> **Task details**: Looking through the records that follow, determine how many lines contain "Problem" and reply with that number alone.

───── Data to process ─────

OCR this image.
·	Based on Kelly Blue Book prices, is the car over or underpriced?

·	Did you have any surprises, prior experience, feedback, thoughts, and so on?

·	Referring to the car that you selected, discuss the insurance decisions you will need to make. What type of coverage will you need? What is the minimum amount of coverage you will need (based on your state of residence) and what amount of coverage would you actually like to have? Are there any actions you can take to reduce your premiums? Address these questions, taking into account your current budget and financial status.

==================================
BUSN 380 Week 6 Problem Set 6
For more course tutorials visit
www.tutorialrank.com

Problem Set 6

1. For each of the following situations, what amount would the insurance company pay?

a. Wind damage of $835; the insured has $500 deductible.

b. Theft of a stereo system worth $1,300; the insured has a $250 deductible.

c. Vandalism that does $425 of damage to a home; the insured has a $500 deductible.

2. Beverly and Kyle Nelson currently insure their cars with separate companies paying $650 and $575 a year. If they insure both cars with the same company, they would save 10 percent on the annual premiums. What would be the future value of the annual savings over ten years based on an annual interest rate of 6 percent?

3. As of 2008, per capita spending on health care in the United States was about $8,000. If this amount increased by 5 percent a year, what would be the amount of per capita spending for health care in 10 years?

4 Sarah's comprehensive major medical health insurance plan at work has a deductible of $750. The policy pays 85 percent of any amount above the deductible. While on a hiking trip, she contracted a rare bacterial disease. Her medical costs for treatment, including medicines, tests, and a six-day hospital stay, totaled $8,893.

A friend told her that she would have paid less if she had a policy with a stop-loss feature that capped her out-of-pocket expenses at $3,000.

─────
───── Data to process ─────

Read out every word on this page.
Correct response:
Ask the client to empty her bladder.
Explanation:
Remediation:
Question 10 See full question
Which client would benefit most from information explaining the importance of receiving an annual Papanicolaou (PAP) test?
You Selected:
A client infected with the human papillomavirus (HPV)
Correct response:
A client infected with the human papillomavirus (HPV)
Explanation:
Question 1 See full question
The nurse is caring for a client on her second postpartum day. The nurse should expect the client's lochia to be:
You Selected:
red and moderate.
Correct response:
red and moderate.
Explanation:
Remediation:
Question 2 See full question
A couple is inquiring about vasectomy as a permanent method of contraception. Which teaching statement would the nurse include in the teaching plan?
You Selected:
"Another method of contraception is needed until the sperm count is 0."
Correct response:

─────

> **Solution to the exercise**: 2